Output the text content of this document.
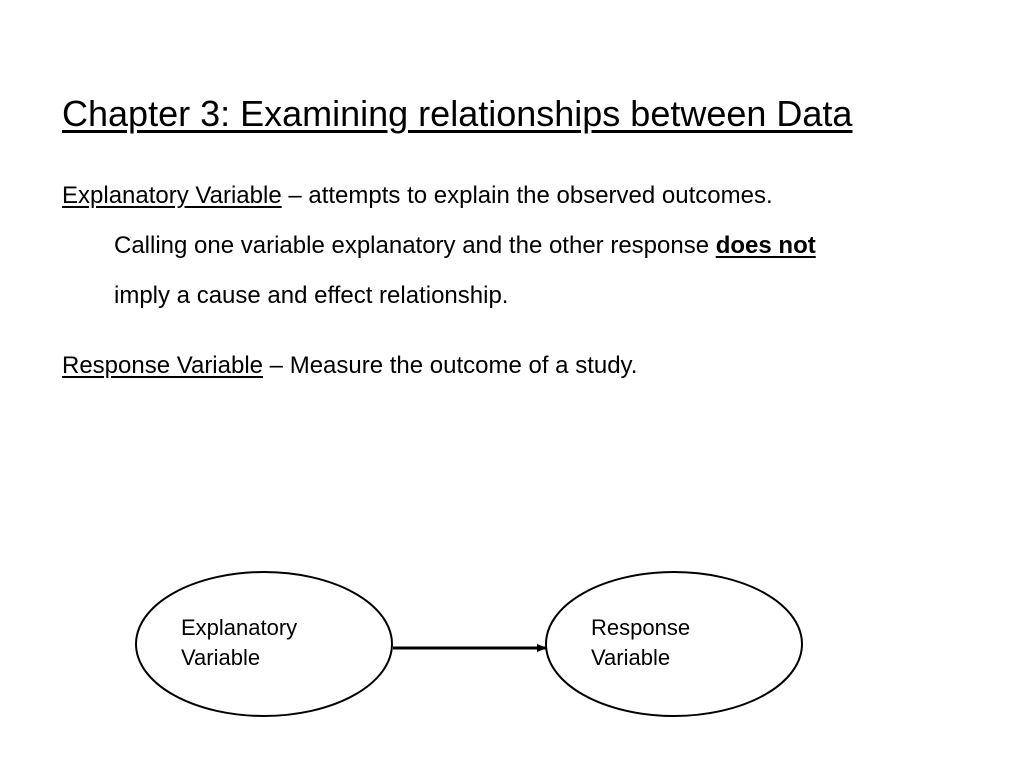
Chapter 3: Examining relationships between Data

Explanatory Variable – attempts to explain the observed outcomes.
Calling one variable explanatory and the other response does not
imply a cause and effect relationship.

Response Variable – Measure the outcome of a study.

Explanatory
Variable
Response
Variable
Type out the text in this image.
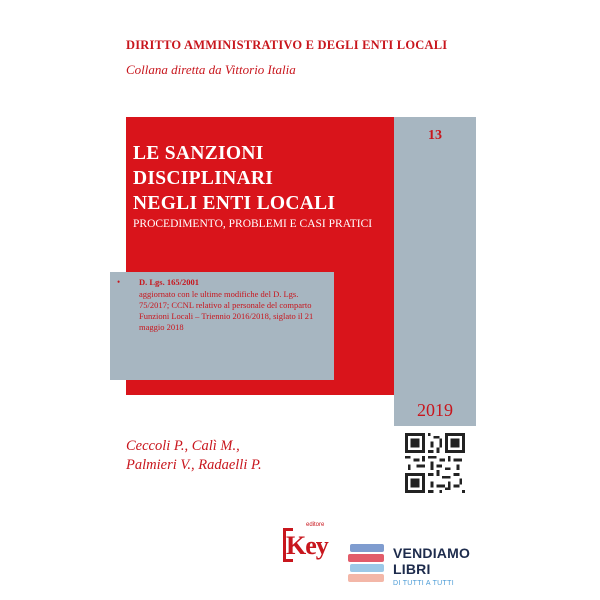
DIRITTO AMMINISTRATIVO E DEGLI ENTI LOCALI
Collana diretta da Vittorio Italia
13
LE SANZIONI
DISCIPLINARI
NEGLI ENTI LOCALI
PROCEDIMENTO, PROBLEMI E CASI PRATICI
• D. Lgs. 165/2001
aggiornato con le ultime modifiche del D. Lgs. 75/2017; CCNL relativo al personale del comparto Funzioni Locali – Triennio 2016/2018, siglato il 21 maggio 2018
2019
Ceccoli P., Calì M.,
Palmieri V., Radaelli P.
editore
Key	VENDIAMO
LIBRI
DI TUTTI A TUTTI
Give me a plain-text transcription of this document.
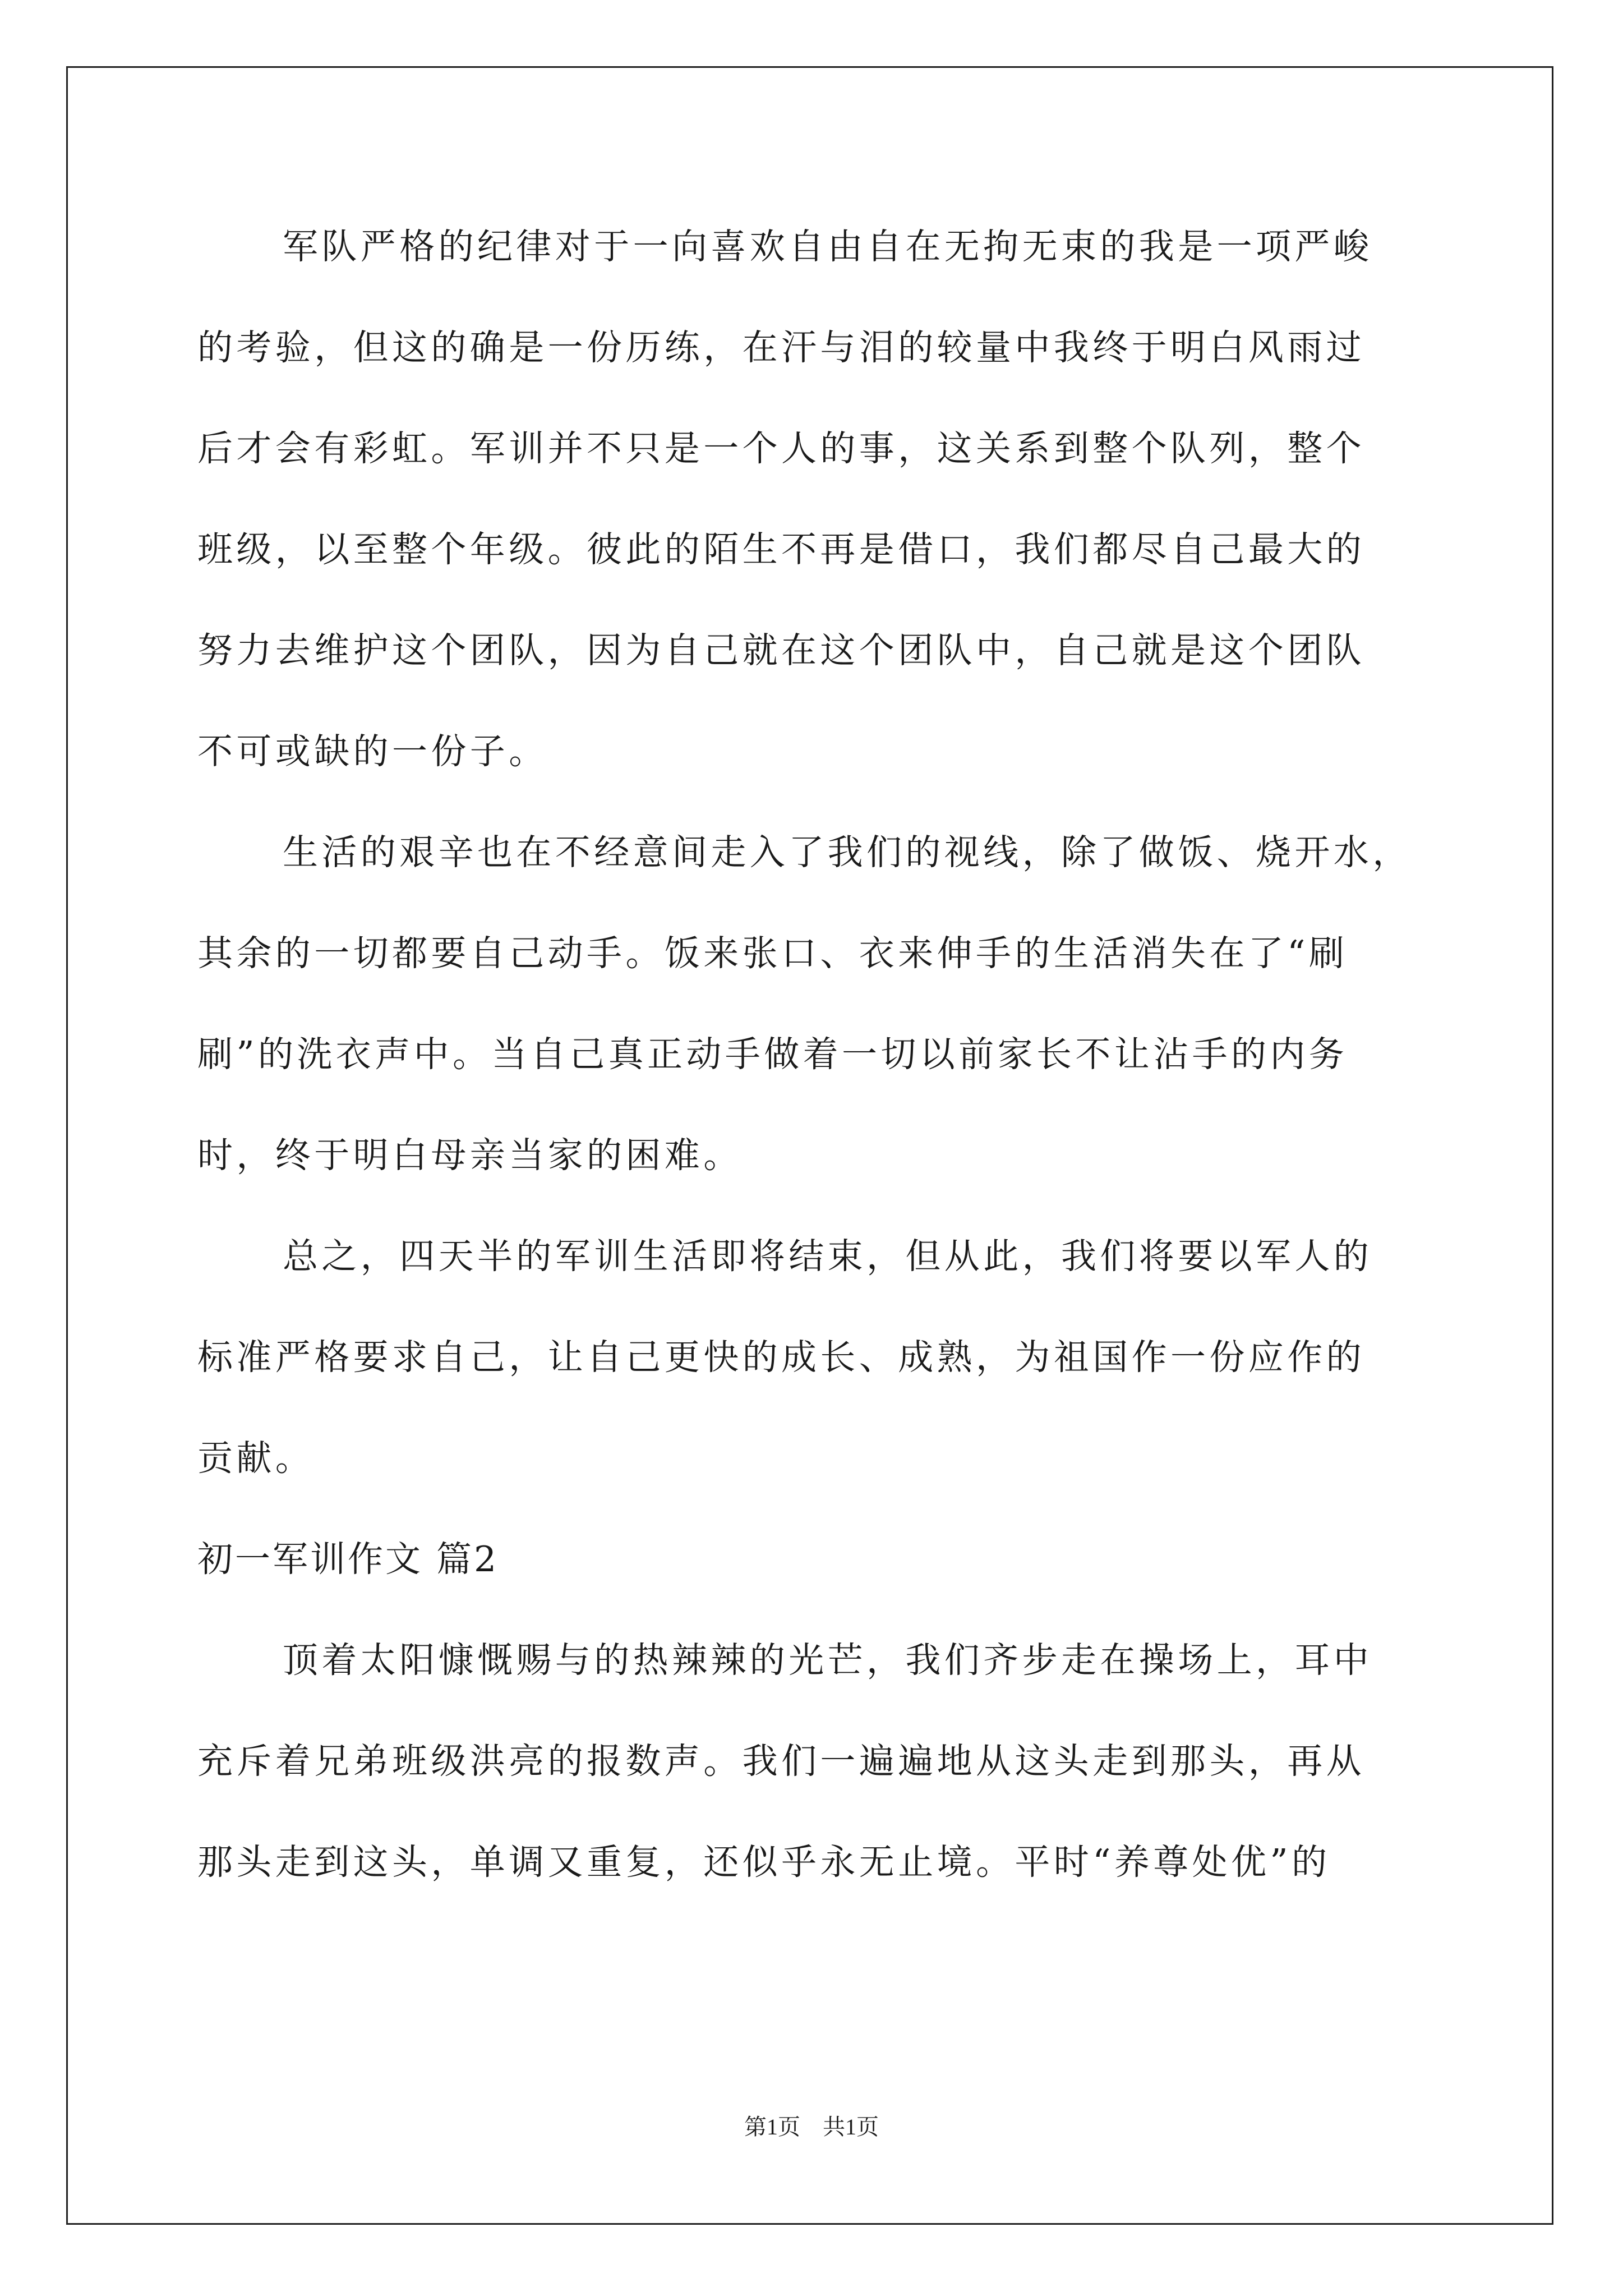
军队严格的纪律对于一向喜欢自由自在无拘无束的我是一项严峻
的考验，但这的确是一份历练，在汗与泪的较量中我终于明白风雨过
后才会有彩虹。军训并不只是一个人的事，这关系到整个队列，整个
班级，以至整个年级。彼此的陌生不再是借口，我们都尽自己最大的
努力去维护这个团队，因为自己就在这个团队中，自己就是这个团队
不可或缺的一份子。
生活的艰辛也在不经意间走入了我们的视线，除了做饭、烧开水，
其余的一切都要自己动手。饭来张口、衣来伸手的生活消失在了“刷
刷”的洗衣声中。当自己真正动手做着一切以前家长不让沾手的内务
时，终于明白母亲当家的困难。
总之，四天半的军训生活即将结束，但从此，我们将要以军人的
标准严格要求自己，让自己更快的成长、成熟，为祖国作一份应作的
贡献。
初一军训作文 篇2
顶着太阳慷慨赐与的热辣辣的光芒，我们齐步走在操场上，耳中
充斥着兄弟班级洪亮的报数声。我们一遍遍地从这头走到那头，再从
那头走到这头，单调又重复，还似乎永无止境。平时“养尊处优”的
第1页　共1页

- [What to work on]: Copy each line that holds the word "document".

- [Response for this exercise]:
Output the text content of this document.
Give me a plain-text transcription of this document.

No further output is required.